▶ [Short exercise]
Which of the rows below contain the string "健康承诺书"? Return each such row in full, matching case exactly.

_ _ _ _ _

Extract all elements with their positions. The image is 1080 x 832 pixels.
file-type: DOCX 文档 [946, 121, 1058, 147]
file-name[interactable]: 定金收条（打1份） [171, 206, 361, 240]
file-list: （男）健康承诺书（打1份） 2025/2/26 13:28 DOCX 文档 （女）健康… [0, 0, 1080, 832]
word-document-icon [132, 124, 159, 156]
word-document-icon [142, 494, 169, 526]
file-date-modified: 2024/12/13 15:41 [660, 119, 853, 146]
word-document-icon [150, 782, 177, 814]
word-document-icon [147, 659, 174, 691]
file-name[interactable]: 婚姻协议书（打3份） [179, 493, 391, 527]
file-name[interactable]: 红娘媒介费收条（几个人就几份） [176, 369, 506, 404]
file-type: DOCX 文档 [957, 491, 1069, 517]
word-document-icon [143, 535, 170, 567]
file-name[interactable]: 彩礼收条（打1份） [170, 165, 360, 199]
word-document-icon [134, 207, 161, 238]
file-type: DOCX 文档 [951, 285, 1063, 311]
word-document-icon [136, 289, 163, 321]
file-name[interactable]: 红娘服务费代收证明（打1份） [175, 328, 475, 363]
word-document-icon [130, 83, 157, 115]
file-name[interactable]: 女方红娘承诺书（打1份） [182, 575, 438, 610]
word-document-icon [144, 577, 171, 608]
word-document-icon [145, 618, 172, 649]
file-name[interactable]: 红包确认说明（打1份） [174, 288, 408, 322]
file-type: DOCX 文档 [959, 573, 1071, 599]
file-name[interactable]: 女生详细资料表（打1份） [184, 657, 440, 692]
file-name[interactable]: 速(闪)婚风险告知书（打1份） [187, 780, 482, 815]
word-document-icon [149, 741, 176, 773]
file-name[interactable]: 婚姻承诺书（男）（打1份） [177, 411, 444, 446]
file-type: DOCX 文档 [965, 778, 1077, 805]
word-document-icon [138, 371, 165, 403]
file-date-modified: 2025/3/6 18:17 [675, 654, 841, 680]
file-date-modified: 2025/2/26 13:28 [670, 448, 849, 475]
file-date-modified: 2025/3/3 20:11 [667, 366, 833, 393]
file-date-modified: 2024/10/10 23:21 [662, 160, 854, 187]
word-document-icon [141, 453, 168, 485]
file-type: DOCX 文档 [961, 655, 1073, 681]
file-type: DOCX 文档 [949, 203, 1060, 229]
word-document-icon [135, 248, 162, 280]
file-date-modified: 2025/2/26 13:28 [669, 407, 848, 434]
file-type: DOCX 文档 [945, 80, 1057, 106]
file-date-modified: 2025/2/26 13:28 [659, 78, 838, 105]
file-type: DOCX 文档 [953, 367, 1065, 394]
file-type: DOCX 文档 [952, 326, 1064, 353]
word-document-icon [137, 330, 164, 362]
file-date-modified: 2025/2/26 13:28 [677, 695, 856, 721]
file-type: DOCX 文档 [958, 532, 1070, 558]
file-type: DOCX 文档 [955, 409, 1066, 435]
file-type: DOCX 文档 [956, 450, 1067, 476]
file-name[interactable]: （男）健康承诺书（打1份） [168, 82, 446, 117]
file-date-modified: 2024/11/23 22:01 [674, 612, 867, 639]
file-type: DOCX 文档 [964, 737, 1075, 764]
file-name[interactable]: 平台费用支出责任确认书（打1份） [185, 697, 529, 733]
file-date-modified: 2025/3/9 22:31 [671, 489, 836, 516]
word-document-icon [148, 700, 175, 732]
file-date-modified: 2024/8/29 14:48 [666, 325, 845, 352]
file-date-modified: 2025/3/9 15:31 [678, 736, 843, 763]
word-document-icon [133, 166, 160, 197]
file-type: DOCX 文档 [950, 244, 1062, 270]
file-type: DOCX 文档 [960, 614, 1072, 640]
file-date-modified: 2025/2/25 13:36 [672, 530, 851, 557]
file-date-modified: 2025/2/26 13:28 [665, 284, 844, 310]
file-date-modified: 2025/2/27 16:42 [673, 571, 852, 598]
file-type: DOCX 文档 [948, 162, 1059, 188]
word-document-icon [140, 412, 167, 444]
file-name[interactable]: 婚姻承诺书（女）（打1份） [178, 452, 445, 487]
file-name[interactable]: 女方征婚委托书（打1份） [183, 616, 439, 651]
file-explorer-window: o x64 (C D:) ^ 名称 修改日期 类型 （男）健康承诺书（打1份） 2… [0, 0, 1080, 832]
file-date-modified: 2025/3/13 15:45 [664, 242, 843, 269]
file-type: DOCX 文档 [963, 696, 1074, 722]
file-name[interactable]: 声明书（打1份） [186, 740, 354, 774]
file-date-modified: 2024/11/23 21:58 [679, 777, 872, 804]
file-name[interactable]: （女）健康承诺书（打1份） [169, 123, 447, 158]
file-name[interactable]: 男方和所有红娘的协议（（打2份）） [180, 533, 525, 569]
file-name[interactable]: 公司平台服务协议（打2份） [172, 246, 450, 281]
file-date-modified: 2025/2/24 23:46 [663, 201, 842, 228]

_ _ _ _ _

▶ [Solution to the problem]
file-list: （男）健康承诺书（打1份） 2025/2/26 13:28 DOCX 文档 （女）健康… [0, 0, 1080, 832]
file-name[interactable]: （男）健康承诺书（打1份） [168, 82, 446, 117]
file-explorer-window: o x64 (C D:) ^ 名称 修改日期 类型 （男）健康承诺书（打1份） 2… [0, 0, 1080, 832]
file-name[interactable]: （女）健康承诺书（打1份） [169, 123, 447, 158]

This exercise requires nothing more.